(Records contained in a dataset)
|---|
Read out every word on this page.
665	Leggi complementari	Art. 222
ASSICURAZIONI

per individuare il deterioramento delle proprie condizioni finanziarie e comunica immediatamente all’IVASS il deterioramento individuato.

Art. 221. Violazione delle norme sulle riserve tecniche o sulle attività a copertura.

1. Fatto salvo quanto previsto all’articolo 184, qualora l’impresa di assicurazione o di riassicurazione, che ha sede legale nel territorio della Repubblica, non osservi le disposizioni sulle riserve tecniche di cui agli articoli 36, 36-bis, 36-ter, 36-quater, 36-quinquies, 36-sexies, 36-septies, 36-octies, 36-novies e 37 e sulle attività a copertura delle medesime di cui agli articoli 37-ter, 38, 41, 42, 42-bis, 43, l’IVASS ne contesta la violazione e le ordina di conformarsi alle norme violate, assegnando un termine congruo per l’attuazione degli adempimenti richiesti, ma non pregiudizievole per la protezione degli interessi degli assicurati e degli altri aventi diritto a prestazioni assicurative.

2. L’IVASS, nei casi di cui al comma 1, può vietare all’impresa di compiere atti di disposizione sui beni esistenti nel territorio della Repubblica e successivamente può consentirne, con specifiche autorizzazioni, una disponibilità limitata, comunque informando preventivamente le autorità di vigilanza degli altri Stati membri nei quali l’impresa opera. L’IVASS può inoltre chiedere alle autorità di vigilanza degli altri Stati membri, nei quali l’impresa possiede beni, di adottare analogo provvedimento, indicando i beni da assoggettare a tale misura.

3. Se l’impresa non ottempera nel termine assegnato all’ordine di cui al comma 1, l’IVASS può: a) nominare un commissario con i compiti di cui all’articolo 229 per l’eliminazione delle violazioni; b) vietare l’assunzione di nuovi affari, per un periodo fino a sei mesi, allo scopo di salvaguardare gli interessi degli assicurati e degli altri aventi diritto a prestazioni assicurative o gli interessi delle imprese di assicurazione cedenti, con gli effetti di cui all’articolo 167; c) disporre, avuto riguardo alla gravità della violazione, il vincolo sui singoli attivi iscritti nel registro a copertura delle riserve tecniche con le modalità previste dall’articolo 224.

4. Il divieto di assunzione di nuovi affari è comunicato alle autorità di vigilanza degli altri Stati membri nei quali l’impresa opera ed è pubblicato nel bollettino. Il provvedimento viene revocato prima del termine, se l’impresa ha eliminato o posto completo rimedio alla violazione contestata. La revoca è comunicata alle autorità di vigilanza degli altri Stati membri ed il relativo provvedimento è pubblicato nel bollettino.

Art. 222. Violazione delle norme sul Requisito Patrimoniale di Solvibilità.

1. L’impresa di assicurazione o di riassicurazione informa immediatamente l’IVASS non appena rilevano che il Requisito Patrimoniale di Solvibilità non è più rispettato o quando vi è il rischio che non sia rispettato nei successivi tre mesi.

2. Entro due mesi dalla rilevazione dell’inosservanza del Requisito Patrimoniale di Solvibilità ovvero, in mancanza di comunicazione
|---|
DIRECTIONS> Recopy all the lines exactly as they appear.

REPLY TO THE TASK>
Read out every word on this page.
665	Leggi complementari	Art. 222
ASSICURAZIONI

per individuare il deterioramento delle proprie condizioni finanziarie e comunica immediatamente all’IVASS il deterioramento individuato.

Art. 221. Violazione delle norme sulle riserve tecniche o sulle attività a copertura.

1. Fatto salvo quanto previsto all’articolo 184, qualora l’impresa di assicurazione o di riassicurazione, che ha sede legale nel territorio della Repubblica, non osservi le disposizioni sulle riserve tecniche di cui agli articoli 36, 36-bis, 36-ter, 36-quater, 36-quinquies, 36-sexies, 36-septies, 36-octies, 36-novies e 37 e sulle attività a copertura delle medesime di cui agli articoli 37-ter, 38, 41, 42, 42-bis, 43, l’IVASS ne contesta la violazione e le ordina di conformarsi alle norme violate, assegnando un termine congruo per l’attuazione degli adempimenti richiesti, ma non pregiudizievole per la protezione degli interessi degli assicurati e degli altri aventi diritto a prestazioni assicurative.

2. L’IVASS, nei casi di cui al comma 1, può vietare all’impresa di compiere atti di disposizione sui beni esistenti nel territorio della Repubblica e successivamente può consentirne, con specifiche autorizzazioni, una disponibilità limitata, comunque informando preventivamente le autorità di vigilanza degli altri Stati membri nei quali l’impresa opera. L’IVASS può inoltre chiedere alle autorità di vigilanza degli altri Stati membri, nei quali l’impresa possiede beni, di adottare analogo provvedimento, indicando i beni da assoggettare a tale misura.

3. Se l’impresa non ottempera nel termine assegnato all’ordine di cui al comma 1, l’IVASS può: a) nominare un commissario con i compiti di cui all’articolo 229 per l’eliminazione delle violazioni; b) vietare l’assunzione di nuovi affari, per un periodo fino a sei mesi, allo scopo di salvaguardare gli interessi degli assicurati e degli altri aventi diritto a prestazioni assicurative o gli interessi delle imprese di assicurazione cedenti, con gli effetti di cui all’articolo 167; c) disporre, avuto riguardo alla gravità della violazione, il vincolo sui singoli attivi iscritti nel registro a copertura delle riserve tecniche con le modalità previste dall’articolo 224.

4. Il divieto di assunzione di nuovi affari è comunicato alle autorità di vigilanza degli altri Stati membri nei quali l’impresa opera ed è pubblicato nel bollettino. Il provvedimento viene revocato prima del termine, se l’impresa ha eliminato o posto completo rimedio alla violazione contestata. La revoca è comunicata alle autorità di vigilanza degli altri Stati membri ed il relativo provvedimento è pubblicato nel bollettino.

Art. 222. Violazione delle norme sul Requisito Patrimoniale di Solvibilità.

1. L’impresa di assicurazione o di riassicurazione informa immediatamente l’IVASS non appena rilevano che il Requisito Patrimoniale di Solvibilità non è più rispettato o quando vi è il rischio che non sia rispettato nei successivi tre mesi.

2. Entro due mesi dalla rilevazione dell’inosservanza del Requisito Patrimoniale di Solvibilità ovvero, in mancanza di comunicazione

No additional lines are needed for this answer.